(Records excerpted from a collection)
□ □ □ □
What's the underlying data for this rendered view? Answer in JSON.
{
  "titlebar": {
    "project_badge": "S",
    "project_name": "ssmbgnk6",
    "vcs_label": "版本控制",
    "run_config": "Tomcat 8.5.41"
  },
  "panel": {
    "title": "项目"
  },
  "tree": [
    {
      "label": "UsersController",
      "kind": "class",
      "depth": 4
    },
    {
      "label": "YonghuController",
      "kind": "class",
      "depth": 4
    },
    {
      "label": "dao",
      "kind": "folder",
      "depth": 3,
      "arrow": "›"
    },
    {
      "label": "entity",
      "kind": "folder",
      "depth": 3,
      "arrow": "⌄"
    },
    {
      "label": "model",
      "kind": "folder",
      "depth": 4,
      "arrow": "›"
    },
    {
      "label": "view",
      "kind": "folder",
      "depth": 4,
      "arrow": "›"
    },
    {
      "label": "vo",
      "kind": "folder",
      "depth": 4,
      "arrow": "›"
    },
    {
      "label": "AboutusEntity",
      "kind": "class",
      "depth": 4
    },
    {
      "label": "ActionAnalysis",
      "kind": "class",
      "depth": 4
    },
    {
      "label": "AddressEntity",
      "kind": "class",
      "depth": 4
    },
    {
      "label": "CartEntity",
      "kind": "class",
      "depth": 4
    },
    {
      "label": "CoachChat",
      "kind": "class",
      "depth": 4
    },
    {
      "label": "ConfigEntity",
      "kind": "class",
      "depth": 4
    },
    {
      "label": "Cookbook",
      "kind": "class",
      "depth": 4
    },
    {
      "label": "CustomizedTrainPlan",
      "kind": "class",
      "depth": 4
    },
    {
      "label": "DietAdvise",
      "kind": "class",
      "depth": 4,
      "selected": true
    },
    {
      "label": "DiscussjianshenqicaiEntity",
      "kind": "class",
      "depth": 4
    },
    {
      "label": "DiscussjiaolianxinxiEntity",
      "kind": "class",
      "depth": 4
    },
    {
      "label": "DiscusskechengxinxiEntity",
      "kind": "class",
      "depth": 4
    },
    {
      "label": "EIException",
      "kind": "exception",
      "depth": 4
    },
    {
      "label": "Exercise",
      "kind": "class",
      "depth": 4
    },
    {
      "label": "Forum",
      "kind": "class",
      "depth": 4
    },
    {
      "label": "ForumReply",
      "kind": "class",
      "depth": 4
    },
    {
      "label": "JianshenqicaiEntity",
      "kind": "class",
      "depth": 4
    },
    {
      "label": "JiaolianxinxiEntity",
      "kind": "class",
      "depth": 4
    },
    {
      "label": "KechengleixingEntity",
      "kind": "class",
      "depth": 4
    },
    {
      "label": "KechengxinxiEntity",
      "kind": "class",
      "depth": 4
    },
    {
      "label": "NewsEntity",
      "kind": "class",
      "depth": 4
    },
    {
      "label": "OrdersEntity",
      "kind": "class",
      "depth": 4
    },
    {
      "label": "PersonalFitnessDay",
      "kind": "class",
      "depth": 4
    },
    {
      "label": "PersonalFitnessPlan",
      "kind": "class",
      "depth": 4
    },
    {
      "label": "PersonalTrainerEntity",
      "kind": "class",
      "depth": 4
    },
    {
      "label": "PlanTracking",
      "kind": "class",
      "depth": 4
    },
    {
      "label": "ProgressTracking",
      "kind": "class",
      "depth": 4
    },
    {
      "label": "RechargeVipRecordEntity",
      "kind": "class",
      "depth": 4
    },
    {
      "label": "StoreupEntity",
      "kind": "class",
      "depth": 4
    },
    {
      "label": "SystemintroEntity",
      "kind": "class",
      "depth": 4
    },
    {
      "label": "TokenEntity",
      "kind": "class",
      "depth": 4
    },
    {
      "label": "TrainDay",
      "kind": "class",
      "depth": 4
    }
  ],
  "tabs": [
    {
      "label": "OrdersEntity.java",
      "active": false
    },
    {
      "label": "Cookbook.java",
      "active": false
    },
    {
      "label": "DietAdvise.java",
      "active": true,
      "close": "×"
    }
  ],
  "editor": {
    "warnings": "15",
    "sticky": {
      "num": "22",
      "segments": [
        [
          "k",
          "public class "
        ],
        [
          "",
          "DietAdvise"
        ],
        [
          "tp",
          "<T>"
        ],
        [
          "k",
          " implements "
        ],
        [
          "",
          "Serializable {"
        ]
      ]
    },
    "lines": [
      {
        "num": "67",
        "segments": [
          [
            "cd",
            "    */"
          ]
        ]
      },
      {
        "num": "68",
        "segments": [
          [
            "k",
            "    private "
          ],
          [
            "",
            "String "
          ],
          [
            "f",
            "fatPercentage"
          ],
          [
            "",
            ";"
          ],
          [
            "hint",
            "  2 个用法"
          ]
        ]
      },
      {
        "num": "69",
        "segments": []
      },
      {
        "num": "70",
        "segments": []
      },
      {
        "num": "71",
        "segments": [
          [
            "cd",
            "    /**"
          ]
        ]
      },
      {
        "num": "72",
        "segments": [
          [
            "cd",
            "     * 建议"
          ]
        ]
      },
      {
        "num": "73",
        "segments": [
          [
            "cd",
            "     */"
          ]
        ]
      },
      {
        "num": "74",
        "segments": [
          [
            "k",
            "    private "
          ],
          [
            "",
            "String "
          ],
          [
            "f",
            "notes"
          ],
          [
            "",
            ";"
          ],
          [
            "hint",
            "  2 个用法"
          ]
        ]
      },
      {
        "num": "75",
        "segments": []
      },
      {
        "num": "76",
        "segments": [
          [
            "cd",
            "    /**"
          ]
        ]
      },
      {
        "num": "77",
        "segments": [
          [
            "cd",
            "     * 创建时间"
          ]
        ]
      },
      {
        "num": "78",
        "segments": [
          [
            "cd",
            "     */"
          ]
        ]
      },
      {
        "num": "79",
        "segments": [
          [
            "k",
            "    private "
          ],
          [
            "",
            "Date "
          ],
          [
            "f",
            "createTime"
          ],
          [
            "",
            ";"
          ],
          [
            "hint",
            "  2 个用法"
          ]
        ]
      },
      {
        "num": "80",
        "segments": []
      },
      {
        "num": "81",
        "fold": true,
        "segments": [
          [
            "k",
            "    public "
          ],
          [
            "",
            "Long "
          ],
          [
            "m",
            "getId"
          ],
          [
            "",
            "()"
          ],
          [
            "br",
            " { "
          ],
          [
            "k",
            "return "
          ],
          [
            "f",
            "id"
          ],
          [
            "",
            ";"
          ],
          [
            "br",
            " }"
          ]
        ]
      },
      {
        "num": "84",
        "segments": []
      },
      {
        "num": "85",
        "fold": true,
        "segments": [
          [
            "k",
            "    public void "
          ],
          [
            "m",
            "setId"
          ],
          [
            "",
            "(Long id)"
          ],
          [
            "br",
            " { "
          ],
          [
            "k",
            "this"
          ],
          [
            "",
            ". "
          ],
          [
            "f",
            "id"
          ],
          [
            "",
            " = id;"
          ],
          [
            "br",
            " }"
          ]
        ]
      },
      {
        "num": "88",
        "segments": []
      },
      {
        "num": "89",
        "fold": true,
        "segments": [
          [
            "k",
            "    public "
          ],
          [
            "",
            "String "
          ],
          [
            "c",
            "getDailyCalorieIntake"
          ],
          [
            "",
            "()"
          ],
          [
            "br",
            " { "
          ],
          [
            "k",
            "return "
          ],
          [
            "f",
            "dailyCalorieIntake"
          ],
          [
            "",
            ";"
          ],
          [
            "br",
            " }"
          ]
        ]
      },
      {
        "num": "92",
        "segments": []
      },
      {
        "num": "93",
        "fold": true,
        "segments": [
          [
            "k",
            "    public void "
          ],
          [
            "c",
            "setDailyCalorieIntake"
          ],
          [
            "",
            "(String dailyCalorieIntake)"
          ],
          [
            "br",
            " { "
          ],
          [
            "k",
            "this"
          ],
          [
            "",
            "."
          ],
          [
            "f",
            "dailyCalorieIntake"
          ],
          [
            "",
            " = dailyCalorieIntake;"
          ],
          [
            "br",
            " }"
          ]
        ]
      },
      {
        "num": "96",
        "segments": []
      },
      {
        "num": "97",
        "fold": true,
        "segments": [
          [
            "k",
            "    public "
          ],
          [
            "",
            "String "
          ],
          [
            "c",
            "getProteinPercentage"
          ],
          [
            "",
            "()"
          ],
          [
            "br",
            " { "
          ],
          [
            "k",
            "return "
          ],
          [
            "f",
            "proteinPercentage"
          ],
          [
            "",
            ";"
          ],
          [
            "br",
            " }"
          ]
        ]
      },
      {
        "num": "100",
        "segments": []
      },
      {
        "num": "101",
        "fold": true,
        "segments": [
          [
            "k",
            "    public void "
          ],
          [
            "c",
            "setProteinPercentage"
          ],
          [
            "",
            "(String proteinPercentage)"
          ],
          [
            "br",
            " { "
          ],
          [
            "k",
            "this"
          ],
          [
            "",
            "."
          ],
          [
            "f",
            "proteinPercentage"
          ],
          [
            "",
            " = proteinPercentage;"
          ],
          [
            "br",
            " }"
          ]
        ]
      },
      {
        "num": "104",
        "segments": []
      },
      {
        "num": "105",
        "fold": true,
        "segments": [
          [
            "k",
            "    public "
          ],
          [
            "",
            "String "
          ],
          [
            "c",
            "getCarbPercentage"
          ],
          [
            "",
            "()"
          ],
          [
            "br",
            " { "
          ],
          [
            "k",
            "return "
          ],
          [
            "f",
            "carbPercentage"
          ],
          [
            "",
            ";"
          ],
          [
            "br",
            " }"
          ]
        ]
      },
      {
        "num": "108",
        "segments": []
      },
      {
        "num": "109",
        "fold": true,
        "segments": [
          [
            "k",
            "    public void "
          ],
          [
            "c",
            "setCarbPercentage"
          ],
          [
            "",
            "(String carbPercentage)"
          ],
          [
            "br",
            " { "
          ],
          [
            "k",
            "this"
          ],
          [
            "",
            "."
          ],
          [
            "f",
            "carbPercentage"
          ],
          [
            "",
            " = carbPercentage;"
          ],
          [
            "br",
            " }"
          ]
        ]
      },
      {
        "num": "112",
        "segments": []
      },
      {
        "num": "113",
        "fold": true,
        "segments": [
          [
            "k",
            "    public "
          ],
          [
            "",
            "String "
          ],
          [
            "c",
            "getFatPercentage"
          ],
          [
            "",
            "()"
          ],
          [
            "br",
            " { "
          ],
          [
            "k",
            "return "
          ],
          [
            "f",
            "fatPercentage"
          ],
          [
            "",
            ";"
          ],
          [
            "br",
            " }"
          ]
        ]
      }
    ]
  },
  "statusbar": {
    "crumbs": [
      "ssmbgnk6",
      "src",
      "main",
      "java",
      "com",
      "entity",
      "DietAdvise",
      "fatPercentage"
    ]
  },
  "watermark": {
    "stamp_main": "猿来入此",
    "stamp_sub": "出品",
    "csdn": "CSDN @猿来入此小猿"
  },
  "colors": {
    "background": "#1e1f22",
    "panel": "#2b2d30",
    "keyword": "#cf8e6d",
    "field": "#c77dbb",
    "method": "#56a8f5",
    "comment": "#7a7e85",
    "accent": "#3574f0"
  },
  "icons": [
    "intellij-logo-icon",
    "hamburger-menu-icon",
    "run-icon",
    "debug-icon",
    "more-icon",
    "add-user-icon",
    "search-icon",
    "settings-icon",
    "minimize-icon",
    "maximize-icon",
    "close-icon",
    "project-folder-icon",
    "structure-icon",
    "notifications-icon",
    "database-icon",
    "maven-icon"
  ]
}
□ □ □ □
### AIM OF THE TASK
Across all the entries, how many lines hold the string "Cookbook"? Only the number is needed.

### YOUR SOLUTION
2